Document text —
Two common scenarios in which urine studies are useful are AKI and UTI, described below.

II. Diagnostic Approach

A. What is the differential diagnosis for this problem?

The differential diagnosis of AKI

The first step in the work-up of AKI is developing a differential diagnosis. A study by Nash et al. examining the most common causes of hospital-acquired AKI found the top three to be decreased renal perfusion (“prerenal”), medications, and contrast-induced nephropathy. These three causes account for approximately two-thirds of cases of AKI that occur in the hospital, and thus urine testing that is able to distinguish among these will provide the highest diagnostic yield. In contrast, quantifying the degree of proteinuria, which is helpful in diagnosing glomerular disease, is unlikely to be as useful since glomerulonephritis is rarely a cause of hospital-acquired AKI.

The differential diagnosis of UTI

When patients present with urinary symptoms such as dysuria and urinary frequency, a UTI is often the top diagnostic consideration. Systemic symptoms such as fever and leukocytosis may accompany urinary symptoms if the infection is severe or ascending. Other conditions in the differential diagnosis include vaginal infections, such as Trichomonas, and sexually transmitted infections, such as Neisseria gonorrhoeae. Urine dipstick testing can help suggest the diagnosis of a UTI, while urine culture can confirm it.

B. Describe a diagnostic approach/method to the patient with this problem.

Not applicable.

1. Historical information important in the diagnosis of this problem.

Not applicable.

2. Physical Examination maneuvers that are likely to be useful in diagnosing the cause of this problem.

Not applicable.

3. Laboratory, radiographic and other tests that are likely to be useful in diagnosing the cause of this problem.

The Use of Urine Tests with AKI

Urine tests in the setting of AKI can help distinguish between AKI that is due to renal hypoperfusion (commonly called prerenal AKI), and AKI that is due to acute tubular necrosis, such as from an ischemic insult or nephrotoxic medication (commonly called intrarenal AKI). This can help determine if the patient’s AKI should be treated with intravascular volume repletion versus removing the insulting agent. Of note, sustained renal hypoperfusion can lead to ATN.

Urine Sodium

The kidney responds to hypoperfusion by attempting to restore intravascular volume by becoming sodium avid. The kidney can be hypoperfused when the patient is hypovolemic, as with severe diarrhea. Renal hypoperfusion can also result from states of decreased effective circulating volume, even when the patient is total-body-fluid overloaded, as may occur with decompensated congestive heart failure or cirrhosis.

(Entries excerpted from a collection)
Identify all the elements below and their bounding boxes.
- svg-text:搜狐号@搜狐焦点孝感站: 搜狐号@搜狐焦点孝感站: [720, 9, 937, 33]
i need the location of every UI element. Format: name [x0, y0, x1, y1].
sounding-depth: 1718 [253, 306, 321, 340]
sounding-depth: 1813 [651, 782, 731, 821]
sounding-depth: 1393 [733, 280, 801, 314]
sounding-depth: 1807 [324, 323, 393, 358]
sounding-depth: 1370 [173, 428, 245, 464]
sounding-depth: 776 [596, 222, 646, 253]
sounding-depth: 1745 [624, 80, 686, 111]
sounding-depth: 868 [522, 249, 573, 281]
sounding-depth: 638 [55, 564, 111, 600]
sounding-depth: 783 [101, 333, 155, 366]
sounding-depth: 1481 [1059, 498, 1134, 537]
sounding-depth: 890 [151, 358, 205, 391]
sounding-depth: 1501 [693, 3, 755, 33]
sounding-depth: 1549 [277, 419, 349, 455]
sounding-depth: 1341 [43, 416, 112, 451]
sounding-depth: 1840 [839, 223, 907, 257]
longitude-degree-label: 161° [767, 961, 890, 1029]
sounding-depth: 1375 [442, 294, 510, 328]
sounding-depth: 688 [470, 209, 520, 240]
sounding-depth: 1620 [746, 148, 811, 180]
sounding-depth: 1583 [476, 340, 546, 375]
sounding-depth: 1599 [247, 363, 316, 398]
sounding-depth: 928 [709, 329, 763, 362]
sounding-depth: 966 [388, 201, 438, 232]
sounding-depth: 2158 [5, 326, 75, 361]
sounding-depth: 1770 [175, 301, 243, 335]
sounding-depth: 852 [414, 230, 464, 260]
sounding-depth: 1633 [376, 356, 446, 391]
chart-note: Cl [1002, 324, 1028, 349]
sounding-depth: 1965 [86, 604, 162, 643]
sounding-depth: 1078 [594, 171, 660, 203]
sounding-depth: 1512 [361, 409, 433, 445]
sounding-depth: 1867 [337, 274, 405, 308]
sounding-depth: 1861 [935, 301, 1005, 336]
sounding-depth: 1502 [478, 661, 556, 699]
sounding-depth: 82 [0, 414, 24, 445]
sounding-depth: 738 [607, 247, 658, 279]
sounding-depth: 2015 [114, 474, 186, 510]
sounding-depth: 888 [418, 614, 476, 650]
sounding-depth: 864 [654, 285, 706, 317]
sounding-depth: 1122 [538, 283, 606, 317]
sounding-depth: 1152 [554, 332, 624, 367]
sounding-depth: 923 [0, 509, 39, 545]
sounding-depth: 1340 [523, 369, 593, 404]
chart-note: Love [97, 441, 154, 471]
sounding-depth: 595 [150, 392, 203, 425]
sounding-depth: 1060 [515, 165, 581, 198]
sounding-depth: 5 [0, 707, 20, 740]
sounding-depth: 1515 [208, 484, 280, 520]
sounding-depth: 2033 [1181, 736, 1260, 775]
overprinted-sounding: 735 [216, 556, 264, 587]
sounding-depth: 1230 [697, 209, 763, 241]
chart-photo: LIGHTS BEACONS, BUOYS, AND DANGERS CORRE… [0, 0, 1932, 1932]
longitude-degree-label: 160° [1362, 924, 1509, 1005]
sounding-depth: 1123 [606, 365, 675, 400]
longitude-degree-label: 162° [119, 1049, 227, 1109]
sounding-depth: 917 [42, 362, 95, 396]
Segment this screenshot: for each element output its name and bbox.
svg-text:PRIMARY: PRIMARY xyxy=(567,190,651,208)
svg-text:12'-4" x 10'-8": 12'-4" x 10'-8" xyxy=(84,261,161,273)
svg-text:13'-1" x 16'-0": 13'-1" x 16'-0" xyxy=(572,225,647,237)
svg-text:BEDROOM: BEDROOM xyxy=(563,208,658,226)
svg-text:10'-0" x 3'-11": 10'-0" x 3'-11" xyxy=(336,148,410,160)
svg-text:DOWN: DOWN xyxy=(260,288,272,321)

Study questions —
• A. Please reproduce the urine testing passage word for word, from "When patients present" down to "diagnosis of this problem.".
• B. According to the urine testing passage, which three causes of hospital-acquired AKI did the study by Nash et al. find to be most common?
• C. Pick up the urine testing passage after its last sentence and continue writing it.
You will not need the entries.

Responses —
• A.
When patients present with urinary symptoms such as dysuria and urinary frequency, a UTI is often the top diagnostic consideration. Systemic symptoms such as fever and leukocytosis may accompany urinary symptoms if the infection is severe or ascending. Other conditions in the differential diagnosis include vaginal infections, such as Trichomonas, and sexually transmitted infections, such as Neisseria gonorrhoeae. Urine dipstick testing can help suggest the diagnosis of a UTI, while urine culture can confirm it.

B. Describe a diagnostic approach/method to the patient with this problem.

Not applicable.

1. Historical information important in the diagnosis of this problem.

• B. Decreased renal perfusion ("prerenal"), medications, and contrast-induced nephropathy.

• C.
When the kidney is sodium avid due to hypoperfusion, the urine sodium will be low (below 20 mEq/L). In ATN, the renal tubule cells are damaged and incapable of aggressively reabsorbing sodium, resulting in a higher urine sodium (above 40 mEq/L). Urine sodium values between 20 and 40 mEq/L are considered indeterminate.

Fractional Excretion of Sodium (FENa)

The fractional excretion of sodium (FENa) has the advantage of being less reflective of water-handling than the urine sodium is, and its use is preferred over the urine sodium in acute injury in a patient with chronic kidney disease. The FENa has the greatest utility when the patient is oliguric. The FENa (as a %) is calculated as:

  • [(urine sodium x plasma creatinine)/(plasma sodium x urine creatinine)] x 100

The FENa is used in a manner analogous to the urine sodium – a FENa less than 1% suggests kidney hypoperfusion (prerenal injury) while a FENa higher than 2% suggests inability to reabsorb sodium, as in ATN (intrarenal injury).

Some caveats apply when using the FENa. Because of the large amount of sodium that is filtered with a normal glomerular filtration rate, a FENa less than 1% may be normal in patients without AKI, depending on sodium intake. Moreover, certain types of ATN—including contrast-induced nephropathy, glomerulonephritis, and heme pigment-induced AKI—may have a low FENa. This underscores the importance of clinical correlation when interpreting diagnostic studies.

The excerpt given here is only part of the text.